:: Entries supplied

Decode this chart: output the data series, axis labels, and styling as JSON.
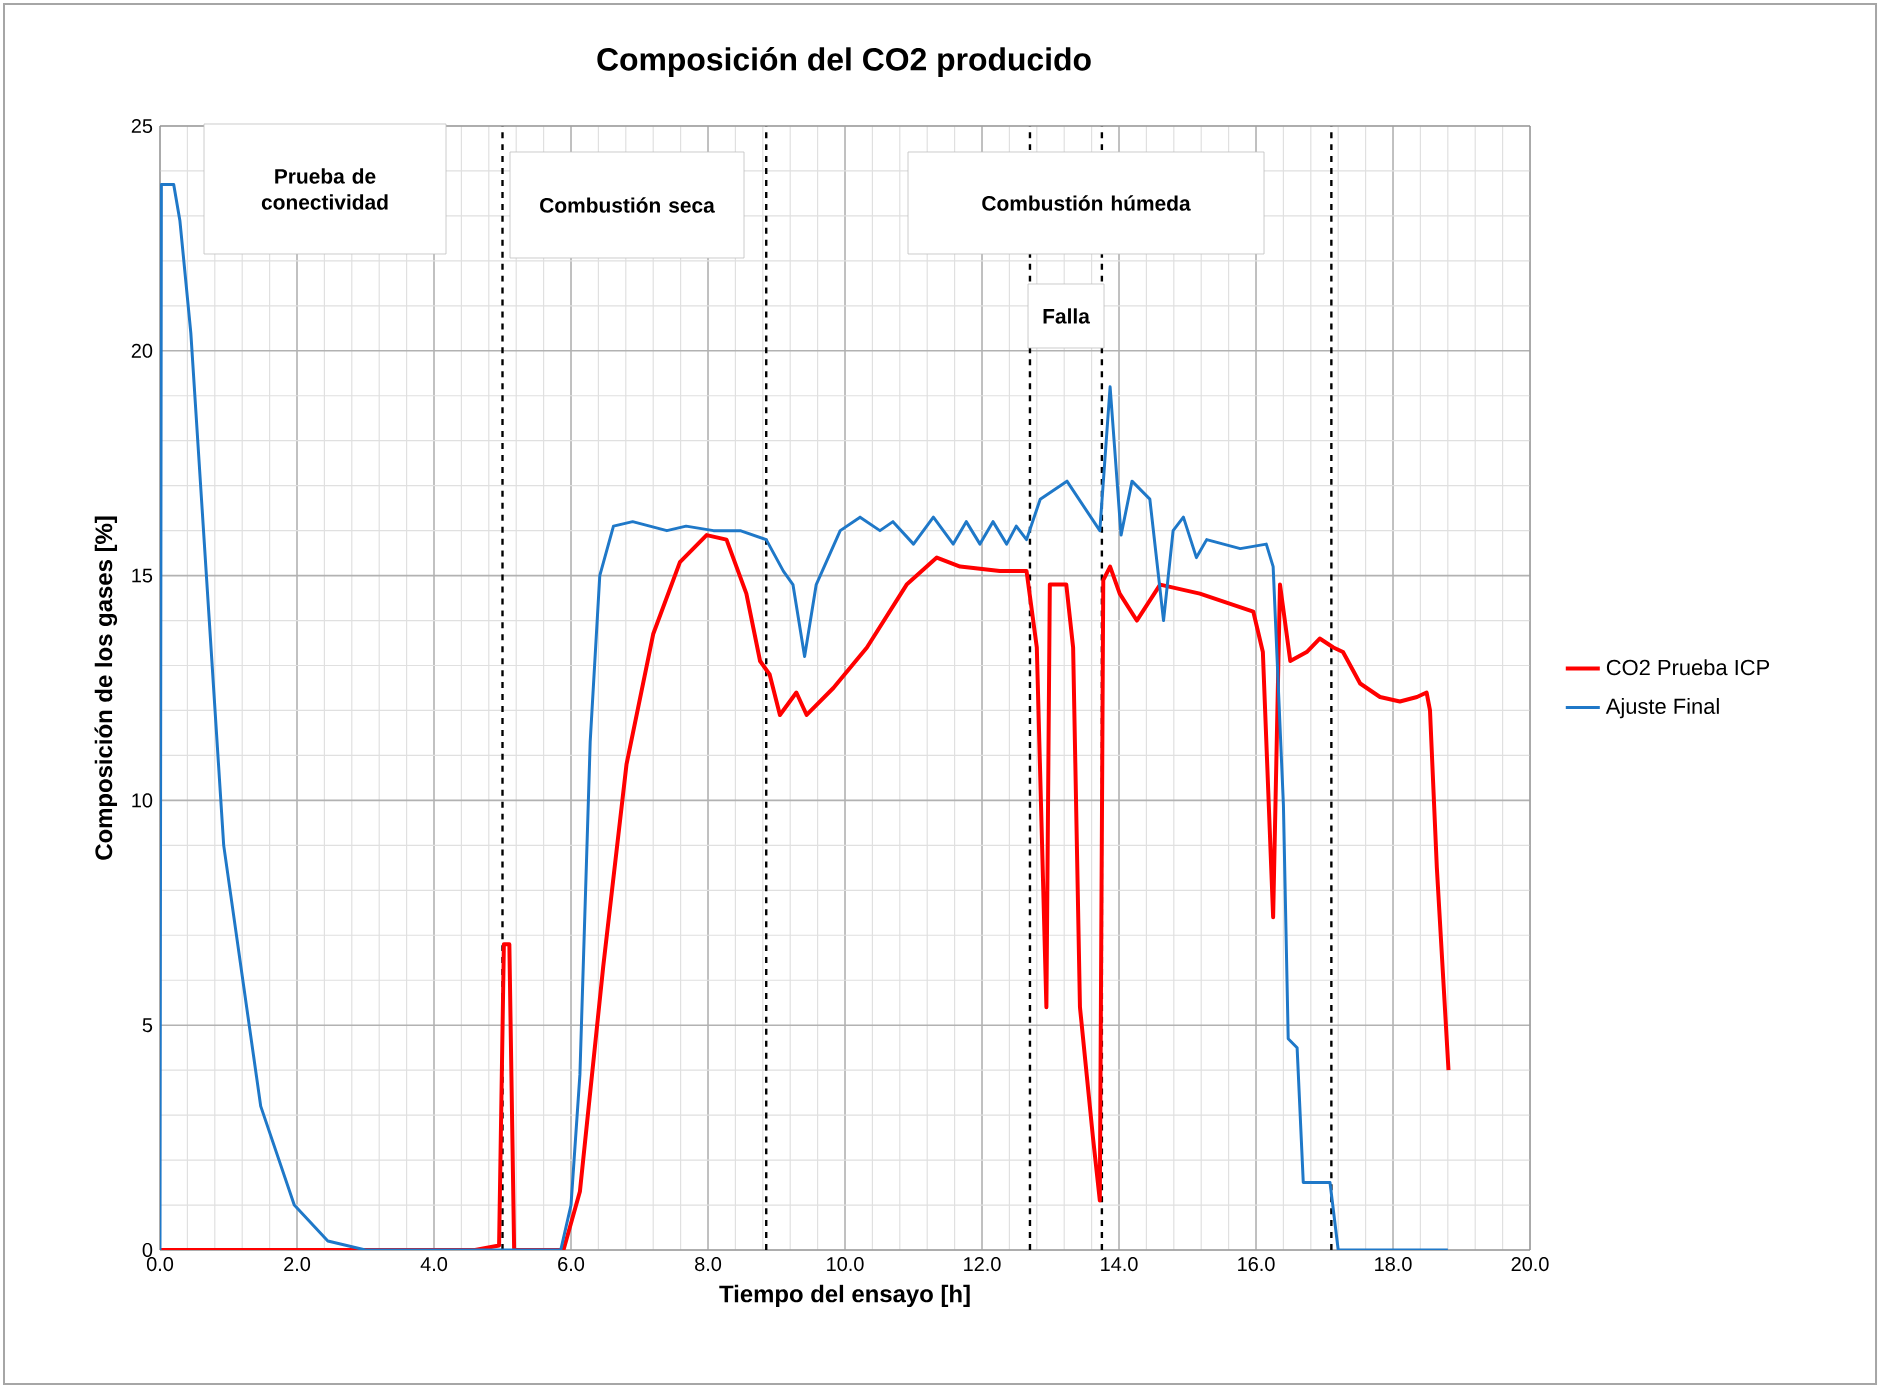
{
  "chart_data": {
    "type": "line",
    "title": "Composición del CO2 producido",
    "xlabel": "Tiempo del ensayo [h]",
    "ylabel": "Composición de los gases [%]",
    "xlim": [
      0,
      20
    ],
    "ylim": [
      0,
      25
    ],
    "xticks": [
      {
        "value": 0,
        "label": "0.0"
      },
      {
        "value": 2,
        "label": "2.0"
      },
      {
        "value": 4,
        "label": "4.0"
      },
      {
        "value": 6,
        "label": "6.0"
      },
      {
        "value": 8,
        "label": "8.0"
      },
      {
        "value": 10,
        "label": "10.0"
      },
      {
        "value": 12,
        "label": "12.0"
      },
      {
        "value": 14,
        "label": "14.0"
      },
      {
        "value": 16,
        "label": "16.0"
      },
      {
        "value": 18,
        "label": "18.0"
      },
      {
        "value": 20,
        "label": "20.0"
      }
    ],
    "yticks": [
      0,
      5,
      10,
      15,
      20,
      25
    ],
    "grid": true,
    "legend": "right",
    "marker": "none",
    "line_style": "solid",
    "series": [
      {
        "name": "CO2 Prueba ICP",
        "color": "#ff0000",
        "x": [
          0,
          4.6,
          4.95,
          5.02,
          5.1,
          5.17,
          5.89,
          6.13,
          6.47,
          6.81,
          7.2,
          7.59,
          7.98,
          8.27,
          8.56,
          8.76,
          8.9,
          9.05,
          9.29,
          9.44,
          9.83,
          10.32,
          10.9,
          11.34,
          11.68,
          12.26,
          12.6,
          12.65,
          12.8,
          12.94,
          12.99,
          13.23,
          13.33,
          13.43,
          13.62,
          13.72,
          13.77,
          13.87,
          14.01,
          14.26,
          14.6,
          15.18,
          15.96,
          16.1,
          16.25,
          16.35,
          16.5,
          16.74,
          16.93,
          17.13,
          17.27,
          17.52,
          17.81,
          18.1,
          18.35,
          18.49,
          18.54,
          18.64,
          18.81
        ],
        "values": [
          0,
          0,
          0.1,
          6.8,
          6.8,
          0,
          0,
          1.3,
          6.3,
          10.8,
          13.7,
          15.3,
          15.9,
          15.8,
          14.6,
          13.1,
          12.8,
          11.9,
          12.4,
          11.9,
          12.5,
          13.4,
          14.8,
          15.4,
          15.2,
          15.1,
          15.1,
          15.1,
          13.4,
          5.4,
          14.8,
          14.8,
          13.4,
          5.4,
          2.5,
          1.1,
          14.9,
          15.2,
          14.6,
          14.0,
          14.8,
          14.6,
          14.2,
          13.3,
          7.4,
          14.8,
          13.1,
          13.3,
          13.6,
          13.4,
          13.3,
          12.6,
          12.3,
          12.2,
          12.3,
          12.4,
          12.0,
          8.5,
          4.0
        ]
      },
      {
        "name": "Ajuste Final",
        "color": "#1f78c8",
        "x": [
          0,
          0.02,
          0.2,
          0.29,
          0.45,
          0.93,
          1.47,
          1.96,
          2.45,
          3.0,
          5.85,
          6.0,
          6.13,
          6.28,
          6.42,
          6.62,
          6.9,
          7.4,
          7.68,
          8.08,
          8.47,
          8.85,
          9.1,
          9.24,
          9.41,
          9.58,
          9.93,
          10.22,
          10.51,
          10.7,
          11.0,
          11.29,
          11.58,
          11.77,
          11.97,
          12.16,
          12.36,
          12.5,
          12.65,
          12.85,
          13.24,
          13.72,
          13.87,
          14.03,
          14.19,
          14.45,
          14.65,
          14.79,
          14.94,
          15.13,
          15.28,
          15.77,
          16.15,
          16.25,
          16.4,
          16.47,
          16.6,
          16.69,
          17.08,
          17.2,
          18.8
        ],
        "values": [
          0,
          23.7,
          23.7,
          22.9,
          20.4,
          9.0,
          3.2,
          1.0,
          0.2,
          0,
          0,
          1.0,
          3.9,
          11.3,
          15.0,
          16.1,
          16.2,
          16.0,
          16.1,
          16.0,
          16.0,
          15.8,
          15.1,
          14.8,
          13.2,
          14.8,
          16.0,
          16.3,
          16.0,
          16.2,
          15.7,
          16.3,
          15.7,
          16.2,
          15.7,
          16.2,
          15.7,
          16.1,
          15.8,
          16.7,
          17.1,
          16.0,
          19.2,
          15.9,
          17.1,
          16.7,
          14.0,
          16.0,
          16.3,
          15.4,
          15.8,
          15.6,
          15.7,
          15.2,
          9.9,
          4.7,
          4.5,
          1.5,
          1.5,
          0,
          0
        ]
      }
    ],
    "ref_lines": [
      {
        "axis": "x",
        "value": 5.0,
        "color": "#000000",
        "line_style": "dashed"
      },
      {
        "axis": "x",
        "value": 8.85,
        "color": "#000000",
        "line_style": "dashed"
      },
      {
        "axis": "x",
        "value": 12.7,
        "color": "#000000",
        "line_style": "dashed"
      },
      {
        "axis": "x",
        "value": 13.75,
        "color": "#000000",
        "line_style": "dashed"
      },
      {
        "axis": "x",
        "value": 17.1,
        "color": "#000000",
        "line_style": "dashed"
      }
    ],
    "annotations": [
      "Prueba de conectividad",
      "Combustión seca",
      "Combustión húmeda",
      "Falla"
    ]
  }
}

::::

§ **Task directions**
The entries above should be reproduced exactly, without their pictures.

§ **Expected answer**
Decode this chart: output the data series, axis labels, and styling as JSON.
{
  "chart_data": {
    "type": "line",
    "title": "Composición del CO2 producido",
    "xlabel": "Tiempo del ensayo [h]",
    "ylabel": "Composición de los gases [%]",
    "xlim": [
      0,
      20
    ],
    "ylim": [
      0,
      25
    ],
    "xticks": [
      {
        "value": 0,
        "label": "0.0"
      },
      {
        "value": 2,
        "label": "2.0"
      },
      {
        "value": 4,
        "label": "4.0"
      },
      {
        "value": 6,
        "label": "6.0"
      },
      {
        "value": 8,
        "label": "8.0"
      },
      {
        "value": 10,
        "label": "10.0"
      },
      {
        "value": 12,
        "label": "12.0"
      },
      {
        "value": 14,
        "label": "14.0"
      },
      {
        "value": 16,
        "label": "16.0"
      },
      {
        "value": 18,
        "label": "18.0"
      },
      {
        "value": 20,
        "label": "20.0"
      }
    ],
    "yticks": [
      0,
      5,
      10,
      15,
      20,
      25
    ],
    "grid": true,
    "legend": "right",
    "marker": "none",
    "line_style": "solid",
    "series": [
      {
        "name": "CO2 Prueba ICP",
        "color": "#ff0000",
        "x": [
          0,
          4.6,
          4.95,
          5.02,
          5.1,
          5.17,
          5.89,
          6.13,
          6.47,
          6.81,
          7.2,
          7.59,
          7.98,
          8.27,
          8.56,
          8.76,
          8.9,
          9.05,
          9.29,
          9.44,
          9.83,
          10.32,
          10.9,
          11.34,
          11.68,
          12.26,
          12.6,
          12.65,
          12.8,
          12.94,
          12.99,
          13.23,
          13.33,
          13.43,
          13.62,
          13.72,
          13.77,
          13.87,
          14.01,
          14.26,
          14.6,
          15.18,
          15.96,
          16.1,
          16.25,
          16.35,
          16.5,
          16.74,
          16.93,
          17.13,
          17.27,
          17.52,
          17.81,
          18.1,
          18.35,
          18.49,
          18.54,
          18.64,
          18.81
        ],
        "values": [
          0,
          0,
          0.1,
          6.8,
          6.8,
          0,
          0,
          1.3,
          6.3,
          10.8,
          13.7,
          15.3,
          15.9,
          15.8,
          14.6,
          13.1,
          12.8,
          11.9,
          12.4,
          11.9,
          12.5,
          13.4,
          14.8,
          15.4,
          15.2,
          15.1,
          15.1,
          15.1,
          13.4,
          5.4,
          14.8,
          14.8,
          13.4,
          5.4,
          2.5,
          1.1,
          14.9,
          15.2,
          14.6,
          14.0,
          14.8,
          14.6,
          14.2,
          13.3,
          7.4,
          14.8,
          13.1,
          13.3,
          13.6,
          13.4,
          13.3,
          12.6,
          12.3,
          12.2,
          12.3,
          12.4,
          12.0,
          8.5,
          4.0
        ]
      },
      {
        "name": "Ajuste Final",
        "color": "#1f78c8",
        "x": [
          0,
          0.02,
          0.2,
          0.29,
          0.45,
          0.93,
          1.47,
          1.96,
          2.45,
          3.0,
          5.85,
          6.0,
          6.13,
          6.28,
          6.42,
          6.62,
          6.9,
          7.4,
          7.68,
          8.08,
          8.47,
          8.85,
          9.1,
          9.24,
          9.41,
          9.58,
          9.93,
          10.22,
          10.51,
          10.7,
          11.0,
          11.29,
          11.58,
          11.77,
          11.97,
          12.16,
          12.36,
          12.5,
          12.65,
          12.85,
          13.24,
          13.72,
          13.87,
          14.03,
          14.19,
          14.45,
          14.65,
          14.79,
          14.94,
          15.13,
          15.28,
          15.77,
          16.15,
          16.25,
          16.4,
          16.47,
          16.6,
          16.69,
          17.08,
          17.2,
          18.8
        ],
        "values": [
          0,
          23.7,
          23.7,
          22.9,
          20.4,
          9.0,
          3.2,
          1.0,
          0.2,
          0,
          0,
          1.0,
          3.9,
          11.3,
          15.0,
          16.1,
          16.2,
          16.0,
          16.1,
          16.0,
          16.0,
          15.8,
          15.1,
          14.8,
          13.2,
          14.8,
          16.0,
          16.3,
          16.0,
          16.2,
          15.7,
          16.3,
          15.7,
          16.2,
          15.7,
          16.2,
          15.7,
          16.1,
          15.8,
          16.7,
          17.1,
          16.0,
          19.2,
          15.9,
          17.1,
          16.7,
          14.0,
          16.0,
          16.3,
          15.4,
          15.8,
          15.6,
          15.7,
          15.2,
          9.9,
          4.7,
          4.5,
          1.5,
          1.5,
          0,
          0
        ]
      }
    ],
    "ref_lines": [
      {
        "axis": "x",
        "value": 5.0,
        "color": "#000000",
        "line_style": "dashed"
      },
      {
        "axis": "x",
        "value": 8.85,
        "color": "#000000",
        "line_style": "dashed"
      },
      {
        "axis": "x",
        "value": 12.7,
        "color": "#000000",
        "line_style": "dashed"
      },
      {
        "axis": "x",
        "value": 13.75,
        "color": "#000000",
        "line_style": "dashed"
      },
      {
        "axis": "x",
        "value": 17.1,
        "color": "#000000",
        "line_style": "dashed"
      }
    ],
    "annotations": [
      "Prueba de conectividad",
      "Combustión seca",
      "Combustión húmeda",
      "Falla"
    ]
  }
}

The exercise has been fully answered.